Required task:
Go through the listing and pick out each line with the word "your" in it.

Material to process:
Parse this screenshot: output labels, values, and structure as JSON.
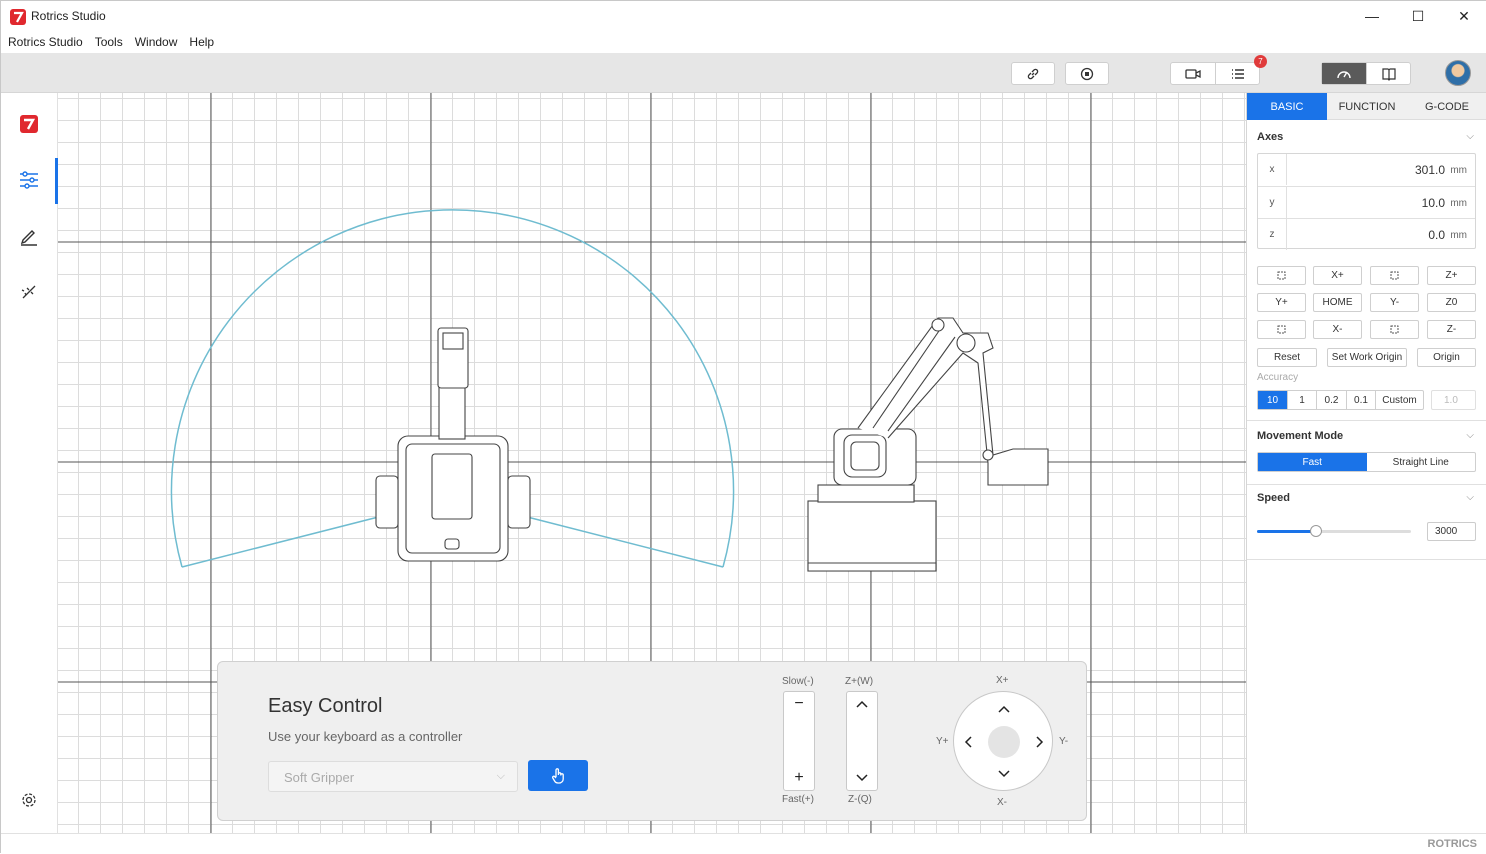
{
  "window": {
    "title": "Rotrics Studio",
    "minimize": "—",
    "maximize": "☐",
    "close": "✕"
  },
  "menu": [
    "Rotrics Studio",
    "Tools",
    "Window",
    "Help"
  ],
  "toolbar": {
    "notification_count": "7"
  },
  "sidebar": {
    "items": [
      "rotrics-logo",
      "adjust-sliders",
      "pen-draw",
      "laser"
    ]
  },
  "easy_control": {
    "title": "Easy Control",
    "subtitle": "Use your keyboard as a controller",
    "end_effector": "Soft Gripper",
    "slow_label": "Slow(-)",
    "fast_label": "Fast(+)",
    "minus": "−",
    "plus": "+",
    "zup_label": "Z+(W)",
    "zdown_label": "Z-(Q)",
    "xplus": "X+",
    "xminus": "X-",
    "yplus": "Y+",
    "yminus": "Y-"
  },
  "panel": {
    "tabs": [
      "BASIC",
      "FUNCTION",
      "G-CODE"
    ],
    "active_tab": 0,
    "axes_title": "Axes",
    "axes": [
      {
        "name": "x",
        "value": "301.0",
        "unit": "mm"
      },
      {
        "name": "y",
        "value": "10.0",
        "unit": "mm"
      },
      {
        "name": "z",
        "value": "0.0",
        "unit": "mm"
      }
    ],
    "jog": {
      "x_plus": "X+",
      "z_plus": "Z+",
      "y_plus": "Y+",
      "home": "HOME",
      "y_minus": "Y-",
      "z0": "Z0",
      "x_minus": "X-",
      "z_minus": "Z-"
    },
    "reset": "Reset",
    "set_work_origin": "Set Work Origin",
    "origin": "Origin",
    "accuracy_label": "Accuracy",
    "accuracy_options": [
      "10",
      "1",
      "0.2",
      "0.1",
      "Custom"
    ],
    "accuracy_custom_value": "1.0",
    "movement_title": "Movement Mode",
    "movement_options": [
      "Fast",
      "Straight Line"
    ],
    "speed_title": "Speed",
    "speed_value": "3000",
    "speed_fraction": 0.38
  },
  "status": {
    "brand": "ROTRICS"
  },
  "colors": {
    "accent": "#1a73e8",
    "workspace_arc": "#6fbcd0"
  }
}
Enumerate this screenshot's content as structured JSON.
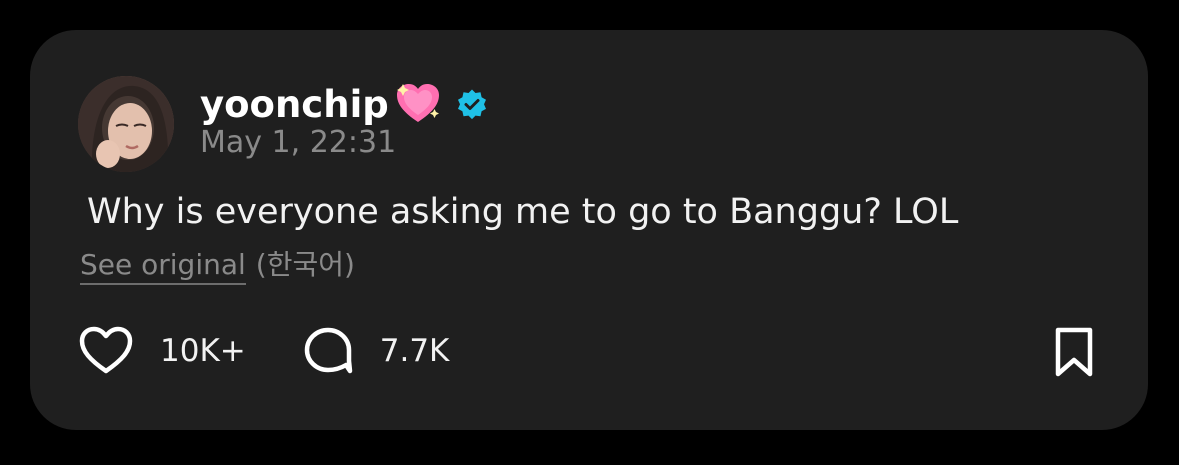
{
  "post": {
    "username": "yoonchip",
    "name_emoji": "pink-sparkling-heart-emoji",
    "verified_icon": "verified-badge-icon",
    "timestamp": "May 1, 22:31",
    "text": "Why is everyone asking me to go to Banggu? LOL",
    "see_original_label": "See original",
    "original_language": "(한국어)"
  },
  "actions": {
    "likes_count": "10K+",
    "comments_count": "7.7K",
    "like_icon": "heart-icon",
    "comment_icon": "comment-bubble-icon",
    "bookmark_icon": "bookmark-icon"
  },
  "colors": {
    "background": "#000000",
    "card": "#1f1f1f",
    "primary_text": "#ffffff",
    "secondary_text": "#8a8a8a",
    "verified_badge": "#1fc0e6",
    "heart_emoji": "#ff6fb1"
  }
}
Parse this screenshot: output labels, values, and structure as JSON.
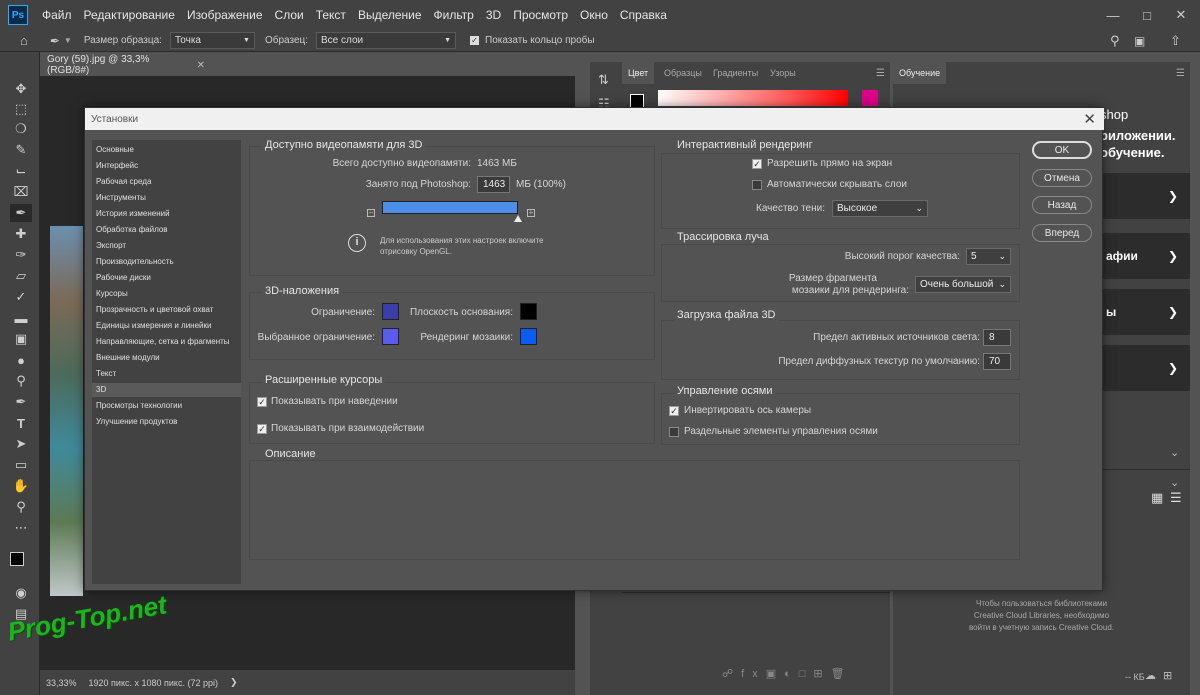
{
  "app": {
    "logo": "Ps"
  },
  "menu": [
    "Файл",
    "Редактирование",
    "Изображение",
    "Слои",
    "Текст",
    "Выделение",
    "Фильтр",
    "3D",
    "Просмотр",
    "Окно",
    "Справка"
  ],
  "options": {
    "sample_size_label": "Размер образца:",
    "sample_size_value": "Точка",
    "sample_label": "Образец:",
    "sample_value": "Все слои",
    "ring_label": "Показать кольцо пробы"
  },
  "document": {
    "tab_title": "Gory (59).jpg @ 33,3% (RGB/8#)",
    "zoom": "33,33%",
    "size": "1920 пикс. x 1080 пикс. (72 ppi)"
  },
  "panels": {
    "color_tabs": [
      "Цвет",
      "Образцы",
      "Градиенты",
      "Узоры"
    ],
    "learn_tab": "Обучение",
    "learn_text_1": "shop",
    "learn_text_2": "риложении.",
    "learn_text_3": "обучение.",
    "card_2": "афии",
    "card_3": "ы",
    "libraries_msg_1": "Чтобы пользоваться библиотеками",
    "libraries_msg_2": "Creative Cloud Libraries, необходимо",
    "libraries_msg_3": "войти в учетную запись Creative Cloud.",
    "kb": "-- КБ"
  },
  "dialog": {
    "title": "Установки",
    "categories": [
      "Основные",
      "Интерфейс",
      "Рабочая среда",
      "Инструменты",
      "История изменений",
      "Обработка файлов",
      "Экспорт",
      "Производительность",
      "Рабочие диски",
      "Курсоры",
      "Прозрачность и цветовой охват",
      "Единицы измерения и линейки",
      "Направляющие, сетка и фрагменты",
      "Внешние модули",
      "Текст",
      "3D",
      "Просмотры технологии",
      "Улучшение продуктов"
    ],
    "selected_category": "3D",
    "vram": {
      "title": "Доступно видеопамяти для 3D",
      "total_label": "Всего доступно видеопамяти:",
      "total_value": "1463 МБ",
      "used_label": "Занято под Photoshop:",
      "used_value": "1463",
      "used_unit": "МБ (100%)",
      "slider_fraction": 1.0,
      "info": "Для использования этих настроек включите отрисовку OpenGL."
    },
    "overlays": {
      "title": "3D-наложения",
      "constraint_label": "Ограничение:",
      "constraint_color": "#3a3fa8",
      "ground_label": "Плоскость основания:",
      "ground_color": "#000000",
      "selected_constraint_label": "Выбранное ограничение:",
      "selected_constraint_color": "#5a5cf0",
      "tile_label": "Рендеринг мозаики:",
      "tile_color": "#0a5cf5"
    },
    "cursors": {
      "title": "Расширенные курсоры",
      "hover_label": "Показывать при наведении",
      "hover_checked": true,
      "interact_label": "Показывать при взаимодействии",
      "interact_checked": true
    },
    "description": {
      "title": "Описание"
    },
    "interactive": {
      "title": "Интерактивный рендеринг",
      "direct_label": "Разрешить прямо на экран",
      "direct_checked": true,
      "autohide_label": "Автоматически скрывать слои",
      "autohide_checked": false,
      "shadow_label": "Качество тени:",
      "shadow_value": "Высокое"
    },
    "raytrace": {
      "title": "Трассировка луча",
      "threshold_label": "Высокий порог качества:",
      "threshold_value": "5",
      "tile_size_label_1": "Размер фрагмента",
      "tile_size_label_2": "мозаики для рендеринга:",
      "tile_size_value": "Очень большой"
    },
    "fileload": {
      "title": "Загрузка файла 3D",
      "lights_label": "Предел активных источников света:",
      "lights_value": "8",
      "textures_label": "Предел диффузных текстур по умолчанию:",
      "textures_value": "70"
    },
    "axis": {
      "title": "Управление осями",
      "invert_label": "Инвертировать ось камеры",
      "invert_checked": true,
      "separate_label": "Раздельные элементы управления осями",
      "separate_checked": false
    },
    "buttons": {
      "ok": "OK",
      "cancel": "Отмена",
      "back": "Назад",
      "forward": "Вперед"
    }
  },
  "watermark": "Prog-Top.net"
}
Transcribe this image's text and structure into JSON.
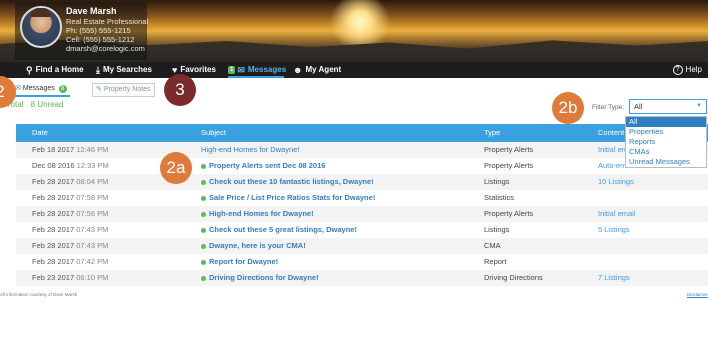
{
  "agent": {
    "name": "Dave Marsh",
    "title": "Real Estate Professional",
    "phone": "Ph: (555) 555-1215",
    "cell": "Cell: (555) 555-1212",
    "email": "dmarsh@corelogic.com"
  },
  "nav": {
    "items": [
      {
        "label": "Find a Home",
        "icon": "search-icon"
      },
      {
        "label": "My Searches",
        "icon": "download-icon"
      },
      {
        "label": "Favorites",
        "icon": "heart-icon"
      },
      {
        "label": "Messages",
        "icon": "envelope-icon",
        "badge": "1"
      },
      {
        "label": "My Agent",
        "icon": "person-icon"
      }
    ],
    "help": "Help",
    "help_icon": "question-circle-icon"
  },
  "subtabs": {
    "messages": "Messages",
    "messages_count": "8",
    "property_notes": "Property Notes"
  },
  "counts": {
    "total": "9 Total",
    "unread": "8 Unread"
  },
  "filter": {
    "label": "Filter Type:",
    "selected": "All",
    "options": [
      "All",
      "Properties",
      "Reports",
      "CMAs",
      "Unread Messages"
    ]
  },
  "table": {
    "headers": [
      "Date",
      "Subject",
      "Type",
      "Content"
    ],
    "rows": [
      {
        "date": "Feb 18 2017",
        "time": "12:46 PM",
        "subject": "High-end Homes for Dwayne!",
        "unread": false,
        "type": "Property Alerts",
        "content": "Initial email"
      },
      {
        "date": "Dec 08 2016",
        "time": "12:33 PM",
        "subject": "Property Alerts sent Dec 08 2016",
        "unread": true,
        "type": "Property Alerts",
        "content": "Auto-email re-activated"
      },
      {
        "date": "Feb 28 2017",
        "time": "08:04 PM",
        "subject": "Check out these 10 fantastic listings, Dwayne!",
        "unread": true,
        "type": "Listings",
        "content": "10 Listings"
      },
      {
        "date": "Feb 28 2017",
        "time": "07:58 PM",
        "subject": "Sale Price / List Price Ratios Stats for Dwayne!",
        "unread": true,
        "type": "Statistics",
        "content": ""
      },
      {
        "date": "Feb 28 2017",
        "time": "07:56 PM",
        "subject": "High-end Homes for Dwayne!",
        "unread": true,
        "type": "Property Alerts",
        "content": "Initial email"
      },
      {
        "date": "Feb 28 2017",
        "time": "07:43 PM",
        "subject": "Check out these 5 great listings, Dwayne!",
        "unread": true,
        "type": "Listings",
        "content": "5 Listings"
      },
      {
        "date": "Feb 28 2017",
        "time": "07:43 PM",
        "subject": "Dwayne, here is your CMA!",
        "unread": true,
        "type": "CMA",
        "content": ""
      },
      {
        "date": "Feb 28 2017",
        "time": "07:42 PM",
        "subject": "Report for Dwayne!",
        "unread": true,
        "type": "Report",
        "content": ""
      },
      {
        "date": "Feb 23 2017",
        "time": "06:10 PM",
        "subject": "Driving Directions for Dwayne!",
        "unread": true,
        "type": "Driving Directions",
        "content": "7 Listings"
      }
    ]
  },
  "footer": {
    "note": "All information courtesy of Dave Marsh",
    "disclaimer": "Disclaimer"
  },
  "callouts": {
    "c2": "2",
    "c3": "3",
    "c2a": "2a",
    "c2b": "2b"
  },
  "colors": {
    "accent": "#3aa0e0",
    "unread_dot": "#5cb85c",
    "callout_orange": "#e07a3a",
    "callout_maroon": "#7b2a2e"
  }
}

Full output:
    "subtitle": "Use your keyboard as a controller",
        "subject": "Dwayne, here is your CMA!",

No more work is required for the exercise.